### RECORDS PROVIDED
◆ ◆ ◆ ◆ ◆
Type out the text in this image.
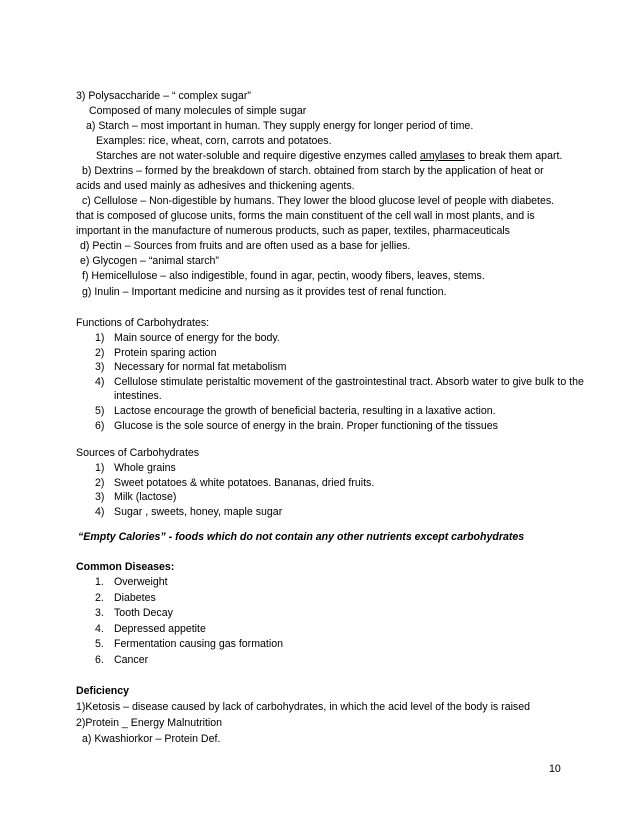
3) Polysaccharide – “ complex sugar”
Composed of many molecules of simple sugar
a) Starch – most important in human. They supply energy for longer period of time.
Examples: rice, wheat, corn, carrots and potatoes.
Starches are not water-soluble and require digestive enzymes called amylases to break them apart.
b) Dextrins – formed by the breakdown of starch. obtained from starch by the application of heat or
acids and used mainly as adhesives and thickening agents.
c) Cellulose – Non-digestible by humans. They lower the blood glucose level of people with diabetes.
that is composed of glucose units, forms the main constituent of the cell wall in most plants, and is
important in the manufacture of numerous products, such as paper, textiles, pharmaceuticals
d) Pectin – Sources from fruits and are often used as a base for jellies.
e) Glycogen – “animal starch”
f) Hemicellulose – also indigestible, found in agar, pectin, woody fibers, leaves, stems.
g) Inulin – Important medicine and nursing as it provides test of renal function.
Functions of Carbohydrates:
1) Main source of energy for the body.
2) Protein sparing action
3) Necessary for normal fat metabolism
4) Cellulose stimulate peristaltic movement of the gastrointestinal tract. Absorb water to give bulk to the intestines.
5) Lactose encourage the growth of beneficial bacteria, resulting in a laxative action.
6) Glucose is the sole source of energy in the brain. Proper functioning of the tissues
Sources of Carbohydrates
1) Whole grains
2) Sweet potatoes & white potatoes. Bananas, dried fruits.
3) Milk (lactose)
4) Sugar , sweets, honey, maple sugar
“Empty Calories” - foods which do not contain any other nutrients except carbohydrates
Common Diseases:
1. Overweight
2. Diabetes
3. Tooth Decay
4. Depressed appetite
5. Fermentation causing gas formation
6. Cancer
Deficiency
1)Ketosis – disease caused by lack of carbohydrates, in which the acid level of the body is raised
2)Protein _ Energy Malnutrition
a) Kwashiorkor – Protein Def.
10
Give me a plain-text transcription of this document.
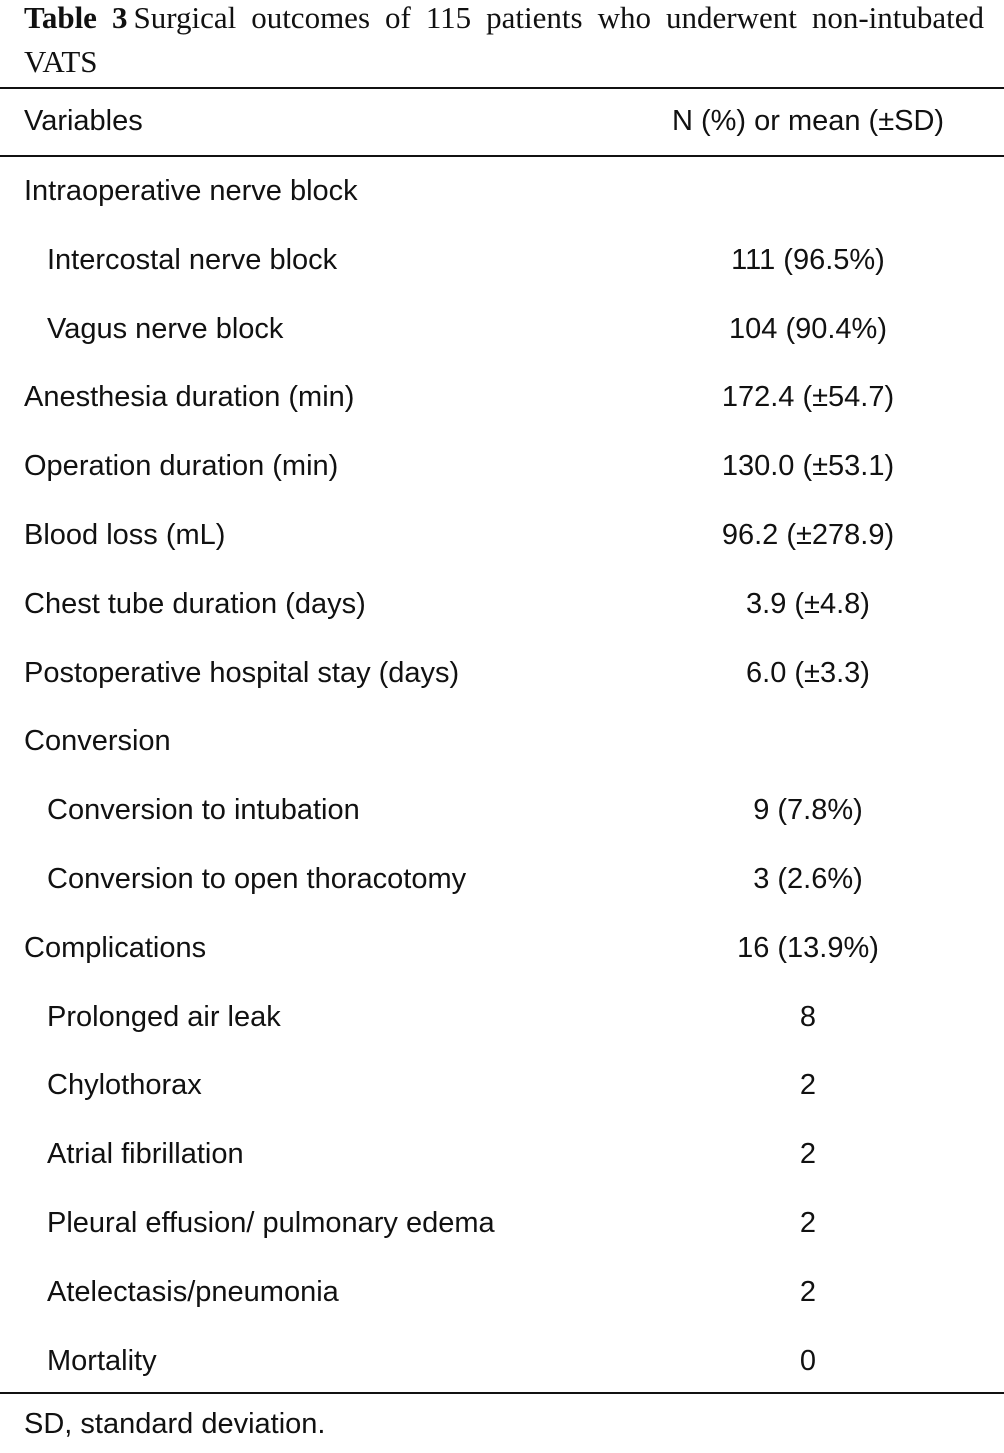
Table 3 Surgical outcomes of 115 patients who underwent non-intubated VATS
Variables	N (%) or mean (±SD)
Intraoperative nerve block
Intercostal nerve block	111 (96.5%)
Vagus nerve block	104 (90.4%)
Anesthesia duration (min)	172.4 (±54.7)
Operation duration (min)	130.0 (±53.1)
Blood loss (mL)	96.2 (±278.9)
Chest tube duration (days)	3.9 (±4.8)
Postoperative hospital stay (days)	6.0 (±3.3)
Conversion
Conversion to intubation	9 (7.8%)
Conversion to open thoracotomy	3 (2.6%)
Complications	16 (13.9%)
Prolonged air leak	8
Chylothorax	2
Atrial fibrillation	2
Pleural effusion/ pulmonary edema	2
Atelectasis/pneumonia	2
Mortality	0
SD, standard deviation.
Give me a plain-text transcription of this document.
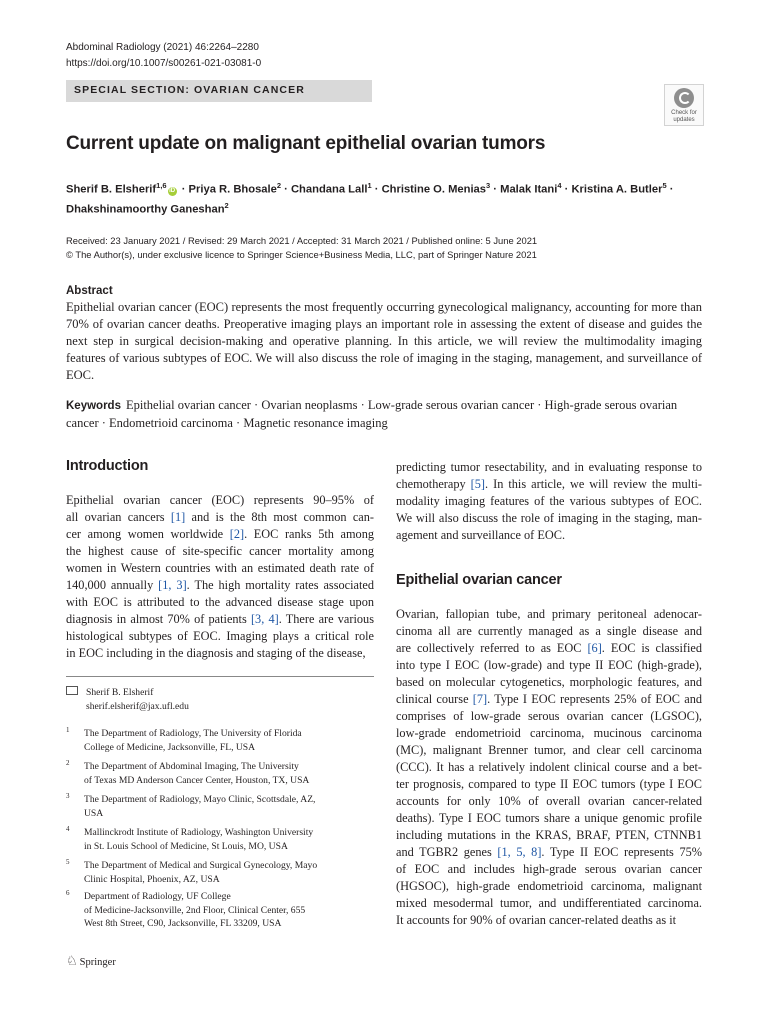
Abdominal Radiology (2021) 46:2264–2280
https://doi.org/10.1007/s00261-021-03081-0
SPECIAL SECTION: OVARIAN CANCER
Check for
updates
Current update on malignant epithelial ovarian tumors
Sherif B. Elsherif$^{1,6}$iD · Priya R. Bhosale$^2$ · Chandana Lall$^1$ · Christine O. Menias$^3$ · Malak Itani$^4$ · Kristina A. Butler$^5$ ·
Dhakshinamoorthy Ganeshan$^2$
Received: 23 January 2021 / Revised: 29 March 2021 / Accepted: 31 March 2021 / Published online: 5 June 2021
© The Author(s), under exclusive licence to Springer Science+Business Media, LLC, part of Springer Nature 2021
Abstract
Epithelial ovarian cancer (EOC) represents the most frequently occurring gynecological malignancy, accounting for more than 70% of ovarian cancer deaths. Preoperative imaging plays an important role in assessing the extent of disease and guides the next step in surgical decision-making and operative planning. In this article, we will review the multimodality imaging features of various subtypes of EOC. We will also discuss the role of imaging in the staging, management, and surveillance of EOC.
Keywords Epithelial ovarian cancer · Ovarian neoplasms · Low-grade serous ovarian cancer · High-grade serous ovarian cancer · Endometrioid carcinoma · Magnetic resonance imaging
Introduction
Epithelial ovarian cancer (EOC) represents 90–95% of
all ovarian cancers [1] and is the 8th most common can-
cer among women worldwide [2]. EOC ranks 5th among
the highest cause of site-specific cancer mortality among
women in Western countries with an estimated death rate of
140,000 annually [1, 3]. The high mortality rates associated
with EOC is attributed to the advanced disease stage upon
diagnosis in almost 70% of patients [3, 4]. There are various
histological subtypes of EOC. Imaging plays a critical role
in EOC including in the diagnosis and staging of the disease,
predicting tumor resectability, and in evaluating response to
chemotherapy [5]. In this article, we will review the multi-
modality imaging features of the various subtypes of EOC.
We will also discuss the role of imaging in the staging, man-
agement and surveillance of EOC.
Epithelial ovarian cancer
Ovarian, fallopian tube, and primary peritoneal adenocar-
cinoma all are currently managed as a single disease and
are collectively referred to as EOC [6]. EOC is classified
into type I EOC (low-grade) and type II EOC (high-grade),
based on molecular cytogenetics, morphologic features, and
clinical course [7]. Type I EOC represents 25% of EOC and
comprises of low-grade serous ovarian cancer (LGSOC),
low-grade endometrioid carcinoma, mucinous carcinoma
(MC), malignant Brenner tumor, and clear cell carcinoma
(CCC). It has a relatively indolent clinical course and a bet-
ter prognosis, compared to type II EOC tumors (type I EOC
accounts for only 10% of overall ovarian cancer-related
deaths). Type I EOC tumors share a unique genomic profile
including mutations in the KRAS, BRAF, PTEN, CTNNB1
and TGBR2 genes [1, 5, 8]. Type II EOC represents 75%
of EOC and includes high-grade serous ovarian cancer
(HGSOC), high-grade endometrioid carcinoma, malignant
mixed mesodermal tumor, and undifferentiated carcinoma.
It accounts for 90% of ovarian cancer-related deaths as it
Sherif B. Elsherif
sherif.elsherif@jax.ufl.edu
1 The Department of Radiology, The University of Florida
College of Medicine, Jacksonville, FL, USA
2 The Department of Abdominal Imaging, The University
of Texas MD Anderson Cancer Center, Houston, TX, USA
3 The Department of Radiology, Mayo Clinic, Scottsdale, AZ,
USA
4 Mallinckrodt Institute of Radiology, Washington University
in St. Louis School of Medicine, St Louis, MO, USA
5 The Department of Medical and Surgical Gynecology, Mayo
Clinic Hospital, Phoenix, AZ, USA
6 Department of Radiology, UF College
of Medicine-Jacksonville, 2nd Floor, Clinical Center, 655
West 8th Street, C90, Jacksonville, FL 33209, USA
♘ Springer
◆ ◆ ◆ ◆ ◆
### DESCRIPTION OF THE TASK
What this calls for is the material above set down exactly, pictures excluded.

### TASK OUTPUT
Type out the text in this image.
3) Polysaccharide – “ complex sugar”
Composed of many molecules of simple sugar
a) Starch – most important in human. They supply energy for longer period of time.
Examples: rice, wheat, corn, carrots and potatoes.
Starches are not water-soluble and require digestive enzymes called amylases to break them apart.
b) Dextrins – formed by the breakdown of starch. obtained from starch by the application of heat or
acids and used mainly as adhesives and thickening agents.
c) Cellulose – Non-digestible by humans. They lower the blood glucose level of people with diabetes.
that is composed of glucose units, forms the main constituent of the cell wall in most plants, and is
important in the manufacture of numerous products, such as paper, textiles, pharmaceuticals
d) Pectin – Sources from fruits and are often used as a base for jellies.
e) Glycogen – “animal starch”
f) Hemicellulose – also indigestible, found in agar, pectin, woody fibers, leaves, stems.
g) Inulin – Important medicine and nursing as it provides test of renal function.
Functions of Carbohydrates:
1) Main source of energy for the body.
2) Protein sparing action
3) Necessary for normal fat metabolism
4) Cellulose stimulate peristaltic movement of the gastrointestinal tract. Absorb water to give bulk to the intestines.
5) Lactose encourage the growth of beneficial bacteria, resulting in a laxative action.
6) Glucose is the sole source of energy in the brain. Proper functioning of the tissues
Sources of Carbohydrates
1) Whole grains
2) Sweet potatoes & white potatoes. Bananas, dried fruits.
3) Milk (lactose)
4) Sugar , sweets, honey, maple sugar
“Empty Calories” - foods which do not contain any other nutrients except carbohydrates
Common Diseases:
1. Overweight
2. Diabetes
3. Tooth Decay
4. Depressed appetite
5. Fermentation causing gas formation
6. Cancer
Deficiency
1)Ketosis – disease caused by lack of carbohydrates, in which the acid level of the body is raised
2)Protein _ Energy Malnutrition
a) Kwashiorkor – Protein Def.
10
Give me a plain-text transcription of this document.
Table 3 Surgical outcomes of 115 patients who underwent non-intubated VATS
Variables	N (%) or mean (±SD)
Intraoperative nerve block
Intercostal nerve block	111 (96.5%)
Vagus nerve block	104 (90.4%)
Anesthesia duration (min)	172.4 (±54.7)
Operation duration (min)	130.0 (±53.1)
Blood loss (mL)	96.2 (±278.9)
Chest tube duration (days)	3.9 (±4.8)
Postoperative hospital stay (days)	6.0 (±3.3)
Conversion
Conversion to intubation	9 (7.8%)
Conversion to open thoracotomy	3 (2.6%)
Complications	16 (13.9%)
Prolonged air leak	8
Chylothorax	2
Atrial fibrillation	2
Pleural effusion/ pulmonary edema	2
Atelectasis/pneumonia	2
Mortality	0
SD, standard deviation.
Give me a plain-text transcription of this document.
Abdominal Radiology (2021) 46:2264–2280
https://doi.org/10.1007/s00261-021-03081-0
SPECIAL SECTION: OVARIAN CANCER
Check for
updates
Current update on malignant epithelial ovarian tumors
Sherif B. Elsherif$^{1,6}$iD · Priya R. Bhosale$^2$ · Chandana Lall$^1$ · Christine O. Menias$^3$ · Malak Itani$^4$ · Kristina A. Butler$^5$ ·
Dhakshinamoorthy Ganeshan$^2$
Received: 23 January 2021 / Revised: 29 March 2021 / Accepted: 31 March 2021 / Published online: 5 June 2021
© The Author(s), under exclusive licence to Springer Science+Business Media, LLC, part of Springer Nature 2021
Abstract
Epithelial ovarian cancer (EOC) represents the most frequently occurring gynecological malignancy, accounting for more than 70% of ovarian cancer deaths. Preoperative imaging plays an important role in assessing the extent of disease and guides the next step in surgical decision-making and operative planning. In this article, we will review the multimodality imaging features of various subtypes of EOC. We will also discuss the role of imaging in the staging, management, and surveillance of EOC.
Keywords Epithelial ovarian cancer · Ovarian neoplasms · Low-grade serous ovarian cancer · High-grade serous ovarian cancer · Endometrioid carcinoma · Magnetic resonance imaging
Introduction
Epithelial ovarian cancer (EOC) represents 90–95% of
all ovarian cancers [1] and is the 8th most common can-
cer among women worldwide [2]. EOC ranks 5th among
the highest cause of site-specific cancer mortality among
women in Western countries with an estimated death rate of
140,000 annually [1, 3]. The high mortality rates associated
with EOC is attributed to the advanced disease stage upon
diagnosis in almost 70% of patients [3, 4]. There are various
histological subtypes of EOC. Imaging plays a critical role
in EOC including in the diagnosis and staging of the disease,
predicting tumor resectability, and in evaluating response to
chemotherapy [5]. In this article, we will review the multi-
modality imaging features of the various subtypes of EOC.
We will also discuss the role of imaging in the staging, man-
agement and surveillance of EOC.
Epithelial ovarian cancer
Ovarian, fallopian tube, and primary peritoneal adenocar-
cinoma all are currently managed as a single disease and
are collectively referred to as EOC [6]. EOC is classified
into type I EOC (low-grade) and type II EOC (high-grade),
based on molecular cytogenetics, morphologic features, and
clinical course [7]. Type I EOC represents 25% of EOC and
comprises of low-grade serous ovarian cancer (LGSOC),
low-grade endometrioid carcinoma, mucinous carcinoma
(MC), malignant Brenner tumor, and clear cell carcinoma
(CCC). It has a relatively indolent clinical course and a bet-
ter prognosis, compared to type II EOC tumors (type I EOC
accounts for only 10% of overall ovarian cancer-related
deaths). Type I EOC tumors share a unique genomic profile
including mutations in the KRAS, BRAF, PTEN, CTNNB1
and TGBR2 genes [1, 5, 8]. Type II EOC represents 75%
of EOC and includes high-grade serous ovarian cancer
(HGSOC), high-grade endometrioid carcinoma, malignant
mixed mesodermal tumor, and undifferentiated carcinoma.
It accounts for 90% of ovarian cancer-related deaths as it
Sherif B. Elsherif
sherif.elsherif@jax.ufl.edu
1 The Department of Radiology, The University of Florida
College of Medicine, Jacksonville, FL, USA
2 The Department of Abdominal Imaging, The University
of Texas MD Anderson Cancer Center, Houston, TX, USA
3 The Department of Radiology, Mayo Clinic, Scottsdale, AZ,
USA
4 Mallinckrodt Institute of Radiology, Washington University
in St. Louis School of Medicine, St Louis, MO, USA
5 The Department of Medical and Surgical Gynecology, Mayo
Clinic Hospital, Phoenix, AZ, USA
6 Department of Radiology, UF College
of Medicine-Jacksonville, 2nd Floor, Clinical Center, 655
West 8th Street, C90, Jacksonville, FL 33209, USA
♘ Springer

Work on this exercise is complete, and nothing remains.